**Material shown**:
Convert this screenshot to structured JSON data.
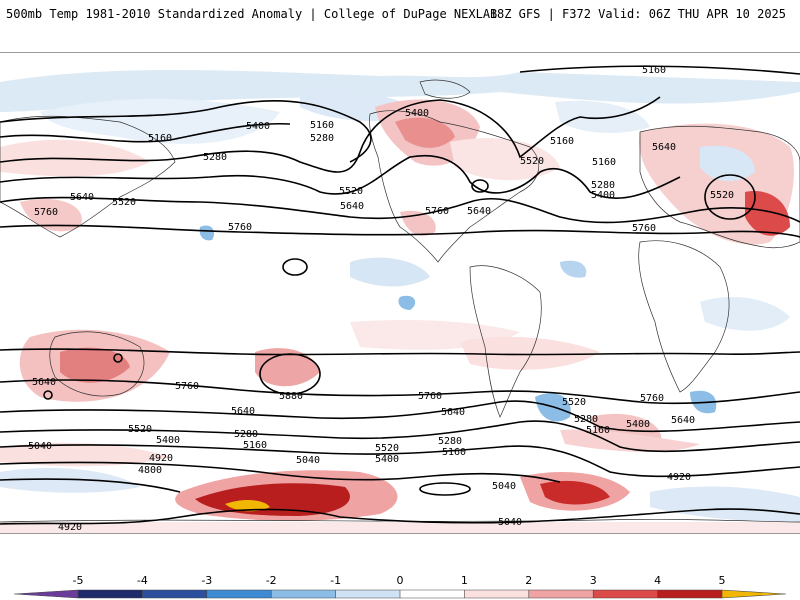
{
  "header": {
    "title": "500mb Temp 1981-2010 Standardized Anomaly | College of DuPage NEXLAB",
    "run_info": "18Z GFS | F372 Valid: 06Z THU APR 10 2025"
  },
  "map": {
    "background": "#ffffff",
    "land_outline": "#222222",
    "contour_color": "#000000",
    "contour_labels": [
      {
        "text": "5160"
      },
      {
        "text": "5160"
      },
      {
        "text": "5400"
      },
      {
        "text": "5160"
      },
      {
        "text": "5280"
      },
      {
        "text": "5280"
      },
      {
        "text": "5400"
      },
      {
        "text": "5520"
      },
      {
        "text": "5520"
      },
      {
        "text": "5640"
      },
      {
        "text": "5520"
      },
      {
        "text": "5640"
      },
      {
        "text": "5760"
      },
      {
        "text": "5760"
      },
      {
        "text": "5760"
      },
      {
        "text": "5640"
      },
      {
        "text": "5160"
      },
      {
        "text": "5160"
      },
      {
        "text": "5280"
      },
      {
        "text": "5400"
      },
      {
        "text": "5640"
      },
      {
        "text": "5520"
      },
      {
        "text": "5760"
      },
      {
        "text": "5640"
      },
      {
        "text": "5760"
      },
      {
        "text": "5880"
      },
      {
        "text": "5640"
      },
      {
        "text": "5520"
      },
      {
        "text": "5400"
      },
      {
        "text": "5280"
      },
      {
        "text": "5160"
      },
      {
        "text": "5040"
      },
      {
        "text": "5040"
      },
      {
        "text": "4920"
      },
      {
        "text": "4800"
      },
      {
        "text": "4920"
      },
      {
        "text": "5760"
      },
      {
        "text": "5640"
      },
      {
        "text": "5520"
      },
      {
        "text": "5400"
      },
      {
        "text": "5280"
      },
      {
        "text": "5160"
      },
      {
        "text": "5520"
      },
      {
        "text": "5280"
      },
      {
        "text": "5160"
      },
      {
        "text": "5400"
      },
      {
        "text": "5760"
      },
      {
        "text": "5640"
      },
      {
        "text": "5040"
      },
      {
        "text": "5040"
      },
      {
        "text": "4920"
      }
    ]
  },
  "colorbar": {
    "ticks": [
      "-5",
      "-4",
      "-3",
      "-2",
      "-1",
      "0",
      "1",
      "2",
      "3",
      "4",
      "5"
    ],
    "colors": [
      "#1f2a6b",
      "#2c4f9e",
      "#3e8bd4",
      "#8cbde6",
      "#cfe2f3",
      "#ffffff",
      "#fbe0e0",
      "#f0a3a3",
      "#dc4a4a",
      "#b81e1e",
      "#7a0606"
    ],
    "low_end_color": "#6a3d9a",
    "high_end_color": "#f2b705"
  }
}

**Task prompt**:
Reproduce each line exactly, please, except for any pictures.

**Reply to the task**:
Convert this screenshot to structured JSON data.
{
  "header": {
    "title": "500mb Temp 1981-2010 Standardized Anomaly | College of DuPage NEXLAB",
    "run_info": "18Z GFS | F372 Valid: 06Z THU APR 10 2025"
  },
  "map": {
    "background": "#ffffff",
    "land_outline": "#222222",
    "contour_color": "#000000",
    "contour_labels": [
      {
        "text": "5160"
      },
      {
        "text": "5160"
      },
      {
        "text": "5400"
      },
      {
        "text": "5160"
      },
      {
        "text": "5280"
      },
      {
        "text": "5280"
      },
      {
        "text": "5400"
      },
      {
        "text": "5520"
      },
      {
        "text": "5520"
      },
      {
        "text": "5640"
      },
      {
        "text": "5520"
      },
      {
        "text": "5640"
      },
      {
        "text": "5760"
      },
      {
        "text": "5760"
      },
      {
        "text": "5760"
      },
      {
        "text": "5640"
      },
      {
        "text": "5160"
      },
      {
        "text": "5160"
      },
      {
        "text": "5280"
      },
      {
        "text": "5400"
      },
      {
        "text": "5640"
      },
      {
        "text": "5520"
      },
      {
        "text": "5760"
      },
      {
        "text": "5640"
      },
      {
        "text": "5760"
      },
      {
        "text": "5880"
      },
      {
        "text": "5640"
      },
      {
        "text": "5520"
      },
      {
        "text": "5400"
      },
      {
        "text": "5280"
      },
      {
        "text": "5160"
      },
      {
        "text": "5040"
      },
      {
        "text": "5040"
      },
      {
        "text": "4920"
      },
      {
        "text": "4800"
      },
      {
        "text": "4920"
      },
      {
        "text": "5760"
      },
      {
        "text": "5640"
      },
      {
        "text": "5520"
      },
      {
        "text": "5400"
      },
      {
        "text": "5280"
      },
      {
        "text": "5160"
      },
      {
        "text": "5520"
      },
      {
        "text": "5280"
      },
      {
        "text": "5160"
      },
      {
        "text": "5400"
      },
      {
        "text": "5760"
      },
      {
        "text": "5640"
      },
      {
        "text": "5040"
      },
      {
        "text": "5040"
      },
      {
        "text": "4920"
      }
    ]
  },
  "colorbar": {
    "ticks": [
      "-5",
      "-4",
      "-3",
      "-2",
      "-1",
      "0",
      "1",
      "2",
      "3",
      "4",
      "5"
    ],
    "colors": [
      "#1f2a6b",
      "#2c4f9e",
      "#3e8bd4",
      "#8cbde6",
      "#cfe2f3",
      "#ffffff",
      "#fbe0e0",
      "#f0a3a3",
      "#dc4a4a",
      "#b81e1e",
      "#7a0606"
    ],
    "low_end_color": "#6a3d9a",
    "high_end_color": "#f2b705"
  }
}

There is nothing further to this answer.